» **Task prompt**
Rewrite the lines from the first one through the line containing "bar [255, 217, 264, 232]", switching every "x-tick-label" to "x-axis-label" and leaving everything else unchanged.

» **Exercise materials**

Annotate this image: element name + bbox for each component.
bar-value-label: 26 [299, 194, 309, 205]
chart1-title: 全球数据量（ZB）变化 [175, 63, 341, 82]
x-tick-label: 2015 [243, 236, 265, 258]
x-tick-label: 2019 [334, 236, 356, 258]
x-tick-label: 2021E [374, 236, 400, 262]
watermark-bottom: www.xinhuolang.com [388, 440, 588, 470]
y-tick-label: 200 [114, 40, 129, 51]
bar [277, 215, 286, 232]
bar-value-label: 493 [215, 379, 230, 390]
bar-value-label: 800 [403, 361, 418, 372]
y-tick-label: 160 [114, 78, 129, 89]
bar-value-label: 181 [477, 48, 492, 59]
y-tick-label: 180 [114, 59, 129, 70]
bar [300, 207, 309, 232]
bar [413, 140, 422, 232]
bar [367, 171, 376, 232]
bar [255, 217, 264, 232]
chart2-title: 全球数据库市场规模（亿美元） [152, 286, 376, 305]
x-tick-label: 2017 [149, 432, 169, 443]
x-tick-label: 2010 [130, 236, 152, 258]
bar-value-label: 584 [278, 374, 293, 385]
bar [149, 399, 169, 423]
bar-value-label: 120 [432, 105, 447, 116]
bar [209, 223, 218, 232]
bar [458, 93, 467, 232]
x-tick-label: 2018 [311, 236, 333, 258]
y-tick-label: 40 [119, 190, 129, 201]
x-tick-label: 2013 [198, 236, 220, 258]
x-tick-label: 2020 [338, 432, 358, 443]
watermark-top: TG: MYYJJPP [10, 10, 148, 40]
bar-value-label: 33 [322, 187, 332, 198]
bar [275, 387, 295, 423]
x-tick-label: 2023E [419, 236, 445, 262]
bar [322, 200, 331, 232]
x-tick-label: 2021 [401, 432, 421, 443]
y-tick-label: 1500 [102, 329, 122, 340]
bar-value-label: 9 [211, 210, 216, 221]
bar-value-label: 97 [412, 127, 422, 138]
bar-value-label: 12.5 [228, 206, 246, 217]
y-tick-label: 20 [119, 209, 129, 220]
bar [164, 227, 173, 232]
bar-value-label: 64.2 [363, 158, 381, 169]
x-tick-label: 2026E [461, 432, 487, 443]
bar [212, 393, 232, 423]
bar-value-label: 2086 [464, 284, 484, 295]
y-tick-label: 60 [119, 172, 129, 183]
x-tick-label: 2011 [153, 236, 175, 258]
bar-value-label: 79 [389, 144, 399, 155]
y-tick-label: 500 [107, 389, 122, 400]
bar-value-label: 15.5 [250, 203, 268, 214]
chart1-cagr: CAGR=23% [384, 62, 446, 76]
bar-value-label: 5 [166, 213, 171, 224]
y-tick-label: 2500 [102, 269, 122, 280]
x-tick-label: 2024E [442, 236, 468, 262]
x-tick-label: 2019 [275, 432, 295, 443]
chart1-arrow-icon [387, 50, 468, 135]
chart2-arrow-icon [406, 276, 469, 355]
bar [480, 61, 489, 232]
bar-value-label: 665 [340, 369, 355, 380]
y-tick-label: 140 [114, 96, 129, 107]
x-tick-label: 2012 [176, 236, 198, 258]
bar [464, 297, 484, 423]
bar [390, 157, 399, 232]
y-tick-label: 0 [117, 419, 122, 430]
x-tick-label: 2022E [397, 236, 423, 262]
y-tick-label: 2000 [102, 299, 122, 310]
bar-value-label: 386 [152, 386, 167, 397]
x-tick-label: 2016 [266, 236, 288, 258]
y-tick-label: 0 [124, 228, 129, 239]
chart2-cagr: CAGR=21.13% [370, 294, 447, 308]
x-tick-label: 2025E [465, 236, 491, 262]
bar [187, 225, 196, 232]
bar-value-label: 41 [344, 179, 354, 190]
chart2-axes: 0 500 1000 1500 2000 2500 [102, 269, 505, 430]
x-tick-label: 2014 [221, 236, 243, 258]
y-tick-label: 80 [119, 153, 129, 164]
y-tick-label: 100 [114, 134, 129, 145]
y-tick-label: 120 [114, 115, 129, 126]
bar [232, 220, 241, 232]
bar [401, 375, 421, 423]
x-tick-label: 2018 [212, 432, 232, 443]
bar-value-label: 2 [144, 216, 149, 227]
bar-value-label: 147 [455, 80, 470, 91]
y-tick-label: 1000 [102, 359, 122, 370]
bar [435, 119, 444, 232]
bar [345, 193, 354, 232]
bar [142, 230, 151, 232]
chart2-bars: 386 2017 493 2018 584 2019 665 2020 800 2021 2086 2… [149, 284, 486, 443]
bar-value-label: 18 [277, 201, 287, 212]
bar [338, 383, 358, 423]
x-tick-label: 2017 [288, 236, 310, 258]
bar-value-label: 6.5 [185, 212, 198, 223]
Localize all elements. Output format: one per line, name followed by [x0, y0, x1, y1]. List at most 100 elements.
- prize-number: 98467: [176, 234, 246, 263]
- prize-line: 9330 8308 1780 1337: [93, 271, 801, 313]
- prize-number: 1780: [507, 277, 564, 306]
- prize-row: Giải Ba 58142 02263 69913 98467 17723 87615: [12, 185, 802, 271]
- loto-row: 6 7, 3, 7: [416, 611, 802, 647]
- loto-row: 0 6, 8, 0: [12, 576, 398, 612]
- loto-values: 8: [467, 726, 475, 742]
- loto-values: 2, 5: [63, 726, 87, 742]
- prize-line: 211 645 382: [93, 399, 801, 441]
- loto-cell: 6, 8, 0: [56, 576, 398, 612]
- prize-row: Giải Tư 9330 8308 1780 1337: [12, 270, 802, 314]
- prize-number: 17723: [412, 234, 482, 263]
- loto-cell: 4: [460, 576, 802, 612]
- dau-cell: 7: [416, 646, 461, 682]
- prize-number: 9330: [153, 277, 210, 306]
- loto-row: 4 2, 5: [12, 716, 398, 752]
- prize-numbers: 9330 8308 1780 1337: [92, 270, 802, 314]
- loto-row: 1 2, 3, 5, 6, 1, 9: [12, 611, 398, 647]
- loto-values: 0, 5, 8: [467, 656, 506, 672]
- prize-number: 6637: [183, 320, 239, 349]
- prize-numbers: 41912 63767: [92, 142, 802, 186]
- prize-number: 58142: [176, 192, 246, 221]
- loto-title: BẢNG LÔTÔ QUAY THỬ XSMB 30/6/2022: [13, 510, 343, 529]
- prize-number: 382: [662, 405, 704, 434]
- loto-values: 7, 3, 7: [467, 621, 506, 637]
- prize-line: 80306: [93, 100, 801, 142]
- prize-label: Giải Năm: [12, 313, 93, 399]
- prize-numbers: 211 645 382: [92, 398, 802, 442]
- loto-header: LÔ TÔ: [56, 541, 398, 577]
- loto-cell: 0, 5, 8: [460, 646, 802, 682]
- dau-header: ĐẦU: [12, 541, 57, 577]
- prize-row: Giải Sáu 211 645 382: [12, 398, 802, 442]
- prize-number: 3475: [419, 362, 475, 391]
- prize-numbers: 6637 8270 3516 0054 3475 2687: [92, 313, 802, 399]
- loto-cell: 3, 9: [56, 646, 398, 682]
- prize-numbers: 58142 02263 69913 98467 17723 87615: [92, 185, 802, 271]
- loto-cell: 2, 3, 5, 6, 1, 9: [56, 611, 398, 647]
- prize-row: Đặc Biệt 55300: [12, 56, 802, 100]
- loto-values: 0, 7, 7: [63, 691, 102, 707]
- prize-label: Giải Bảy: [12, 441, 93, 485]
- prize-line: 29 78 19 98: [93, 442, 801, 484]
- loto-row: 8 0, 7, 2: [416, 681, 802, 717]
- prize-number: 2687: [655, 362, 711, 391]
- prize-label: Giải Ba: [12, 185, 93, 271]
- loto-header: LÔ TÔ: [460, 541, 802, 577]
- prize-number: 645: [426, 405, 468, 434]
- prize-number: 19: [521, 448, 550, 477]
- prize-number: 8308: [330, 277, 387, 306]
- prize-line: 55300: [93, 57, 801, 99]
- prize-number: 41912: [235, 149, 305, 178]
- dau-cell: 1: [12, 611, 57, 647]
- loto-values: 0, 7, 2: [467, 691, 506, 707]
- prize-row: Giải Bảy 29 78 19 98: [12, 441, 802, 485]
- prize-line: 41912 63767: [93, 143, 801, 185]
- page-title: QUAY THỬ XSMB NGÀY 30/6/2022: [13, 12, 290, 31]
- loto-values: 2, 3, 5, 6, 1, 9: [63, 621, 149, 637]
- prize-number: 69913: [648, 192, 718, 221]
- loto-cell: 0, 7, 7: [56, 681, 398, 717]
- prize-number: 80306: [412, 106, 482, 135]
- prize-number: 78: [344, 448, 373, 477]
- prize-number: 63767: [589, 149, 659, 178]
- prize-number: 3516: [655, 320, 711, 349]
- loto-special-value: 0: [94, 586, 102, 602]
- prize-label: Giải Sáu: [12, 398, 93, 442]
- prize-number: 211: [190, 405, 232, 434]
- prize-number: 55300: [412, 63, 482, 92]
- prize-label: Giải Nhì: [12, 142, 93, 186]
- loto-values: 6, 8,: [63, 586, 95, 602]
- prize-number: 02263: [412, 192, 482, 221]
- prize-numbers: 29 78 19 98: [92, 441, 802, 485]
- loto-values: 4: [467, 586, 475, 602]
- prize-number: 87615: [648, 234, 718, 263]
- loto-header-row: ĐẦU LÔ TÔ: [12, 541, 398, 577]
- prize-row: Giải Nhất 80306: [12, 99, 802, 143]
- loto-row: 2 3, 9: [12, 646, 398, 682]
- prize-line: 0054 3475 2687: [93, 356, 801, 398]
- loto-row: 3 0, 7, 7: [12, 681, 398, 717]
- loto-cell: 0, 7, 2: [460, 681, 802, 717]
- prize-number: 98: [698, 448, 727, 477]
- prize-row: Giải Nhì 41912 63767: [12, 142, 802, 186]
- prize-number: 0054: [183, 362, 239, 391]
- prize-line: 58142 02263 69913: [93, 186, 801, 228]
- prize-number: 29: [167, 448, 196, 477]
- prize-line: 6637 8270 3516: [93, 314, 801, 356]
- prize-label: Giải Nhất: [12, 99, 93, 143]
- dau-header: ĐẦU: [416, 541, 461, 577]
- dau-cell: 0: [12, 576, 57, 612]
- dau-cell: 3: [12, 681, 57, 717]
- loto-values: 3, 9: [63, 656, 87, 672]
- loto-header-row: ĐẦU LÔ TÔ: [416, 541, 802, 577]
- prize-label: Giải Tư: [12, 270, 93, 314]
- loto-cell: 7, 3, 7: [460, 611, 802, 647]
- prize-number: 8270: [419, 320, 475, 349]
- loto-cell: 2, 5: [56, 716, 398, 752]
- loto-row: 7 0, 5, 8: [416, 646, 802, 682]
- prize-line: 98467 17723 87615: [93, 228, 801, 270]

» **Exercise answer**
Annotate this image: element name + bbox for each component.
bar-value-label: 26 [299, 194, 309, 205]
chart1-title: 全球数据量（ZB）变化 [175, 63, 341, 82]
x-axis-label: 2015 [243, 236, 265, 258]
x-axis-label: 2019 [334, 236, 356, 258]
x-axis-label: 2021E [374, 236, 400, 262]
watermark-bottom: www.xinhuolang.com [388, 440, 588, 470]
y-tick-label: 200 [114, 40, 129, 51]
bar [277, 215, 286, 232]
bar-value-label: 493 [215, 379, 230, 390]
bar-value-label: 800 [403, 361, 418, 372]
y-tick-label: 160 [114, 78, 129, 89]
bar-value-label: 181 [477, 48, 492, 59]
y-tick-label: 180 [114, 59, 129, 70]
bar [300, 207, 309, 232]
bar [413, 140, 422, 232]
bar [367, 171, 376, 232]
bar [255, 217, 264, 232]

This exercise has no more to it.